#### [What you will do]
Search the material for the string "this", then return every line where it is found.

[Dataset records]

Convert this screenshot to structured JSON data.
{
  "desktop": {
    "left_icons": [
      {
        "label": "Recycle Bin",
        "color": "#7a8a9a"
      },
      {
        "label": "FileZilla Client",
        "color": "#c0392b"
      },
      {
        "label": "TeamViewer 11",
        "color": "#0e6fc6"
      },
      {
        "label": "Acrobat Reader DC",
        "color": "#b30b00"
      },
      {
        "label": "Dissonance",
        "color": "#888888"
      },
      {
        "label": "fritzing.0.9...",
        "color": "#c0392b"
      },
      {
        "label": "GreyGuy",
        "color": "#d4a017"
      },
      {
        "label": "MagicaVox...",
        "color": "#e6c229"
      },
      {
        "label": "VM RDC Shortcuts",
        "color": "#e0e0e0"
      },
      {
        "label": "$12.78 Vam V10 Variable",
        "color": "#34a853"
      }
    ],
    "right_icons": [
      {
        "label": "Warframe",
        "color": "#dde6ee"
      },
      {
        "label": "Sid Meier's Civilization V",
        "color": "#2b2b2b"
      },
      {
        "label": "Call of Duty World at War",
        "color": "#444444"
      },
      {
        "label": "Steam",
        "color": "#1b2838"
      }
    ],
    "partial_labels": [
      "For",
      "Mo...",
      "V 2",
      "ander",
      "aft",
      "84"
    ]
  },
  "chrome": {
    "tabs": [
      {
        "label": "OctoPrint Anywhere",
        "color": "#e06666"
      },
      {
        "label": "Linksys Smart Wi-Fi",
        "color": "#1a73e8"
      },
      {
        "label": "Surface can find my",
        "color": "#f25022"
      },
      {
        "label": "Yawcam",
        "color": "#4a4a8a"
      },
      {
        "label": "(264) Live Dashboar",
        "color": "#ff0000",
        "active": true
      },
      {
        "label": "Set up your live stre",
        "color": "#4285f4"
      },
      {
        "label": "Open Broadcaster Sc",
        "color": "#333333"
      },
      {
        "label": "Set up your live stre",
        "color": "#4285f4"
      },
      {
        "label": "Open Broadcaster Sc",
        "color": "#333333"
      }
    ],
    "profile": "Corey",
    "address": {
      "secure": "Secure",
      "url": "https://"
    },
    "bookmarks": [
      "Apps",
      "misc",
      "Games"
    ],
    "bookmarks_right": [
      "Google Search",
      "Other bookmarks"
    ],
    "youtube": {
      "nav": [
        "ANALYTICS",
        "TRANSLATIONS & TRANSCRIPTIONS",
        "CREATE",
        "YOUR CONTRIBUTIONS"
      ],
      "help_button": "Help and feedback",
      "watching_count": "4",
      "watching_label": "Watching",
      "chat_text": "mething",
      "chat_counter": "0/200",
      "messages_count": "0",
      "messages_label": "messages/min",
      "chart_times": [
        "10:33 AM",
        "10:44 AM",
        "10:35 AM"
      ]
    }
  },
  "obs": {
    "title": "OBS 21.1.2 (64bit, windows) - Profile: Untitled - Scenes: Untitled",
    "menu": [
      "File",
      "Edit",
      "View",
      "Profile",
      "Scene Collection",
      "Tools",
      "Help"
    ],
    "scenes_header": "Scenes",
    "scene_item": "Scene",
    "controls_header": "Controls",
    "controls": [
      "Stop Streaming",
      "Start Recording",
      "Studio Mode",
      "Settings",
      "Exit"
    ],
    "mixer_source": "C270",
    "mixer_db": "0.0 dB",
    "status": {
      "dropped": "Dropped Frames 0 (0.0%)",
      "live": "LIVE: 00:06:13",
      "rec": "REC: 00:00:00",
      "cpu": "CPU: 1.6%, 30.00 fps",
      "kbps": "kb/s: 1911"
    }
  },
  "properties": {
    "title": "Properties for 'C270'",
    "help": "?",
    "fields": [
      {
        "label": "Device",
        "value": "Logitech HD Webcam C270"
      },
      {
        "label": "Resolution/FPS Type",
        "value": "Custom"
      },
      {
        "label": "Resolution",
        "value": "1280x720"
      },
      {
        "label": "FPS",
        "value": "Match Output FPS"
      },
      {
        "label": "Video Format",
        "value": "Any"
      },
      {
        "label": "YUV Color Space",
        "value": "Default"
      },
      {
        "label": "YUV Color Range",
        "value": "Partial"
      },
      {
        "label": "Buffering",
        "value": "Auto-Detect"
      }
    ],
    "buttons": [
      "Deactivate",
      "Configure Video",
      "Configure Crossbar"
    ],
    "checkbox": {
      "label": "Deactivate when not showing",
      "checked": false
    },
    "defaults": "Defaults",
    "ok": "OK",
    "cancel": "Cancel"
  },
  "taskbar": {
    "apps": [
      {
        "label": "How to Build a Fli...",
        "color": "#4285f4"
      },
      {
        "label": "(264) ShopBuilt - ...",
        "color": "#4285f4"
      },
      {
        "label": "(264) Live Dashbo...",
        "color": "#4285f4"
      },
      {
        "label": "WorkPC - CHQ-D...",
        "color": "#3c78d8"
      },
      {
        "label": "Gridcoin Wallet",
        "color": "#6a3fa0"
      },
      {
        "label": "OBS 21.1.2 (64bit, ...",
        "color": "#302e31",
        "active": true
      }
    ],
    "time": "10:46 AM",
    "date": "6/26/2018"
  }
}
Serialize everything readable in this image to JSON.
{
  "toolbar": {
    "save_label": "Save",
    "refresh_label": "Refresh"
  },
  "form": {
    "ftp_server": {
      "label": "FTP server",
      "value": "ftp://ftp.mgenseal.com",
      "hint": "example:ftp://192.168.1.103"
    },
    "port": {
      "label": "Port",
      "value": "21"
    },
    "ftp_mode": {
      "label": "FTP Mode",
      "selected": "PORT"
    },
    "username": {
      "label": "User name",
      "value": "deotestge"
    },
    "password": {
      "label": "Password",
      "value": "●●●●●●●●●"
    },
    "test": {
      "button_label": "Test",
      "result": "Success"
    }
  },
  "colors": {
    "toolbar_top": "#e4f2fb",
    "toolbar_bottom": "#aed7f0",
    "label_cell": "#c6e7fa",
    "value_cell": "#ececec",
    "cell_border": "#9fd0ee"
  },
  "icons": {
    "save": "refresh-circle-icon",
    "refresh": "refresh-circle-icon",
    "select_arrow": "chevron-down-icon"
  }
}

#### [Output below]
Convert this screenshot to structured JSON data.
Serialize everything readable in this image to JSON.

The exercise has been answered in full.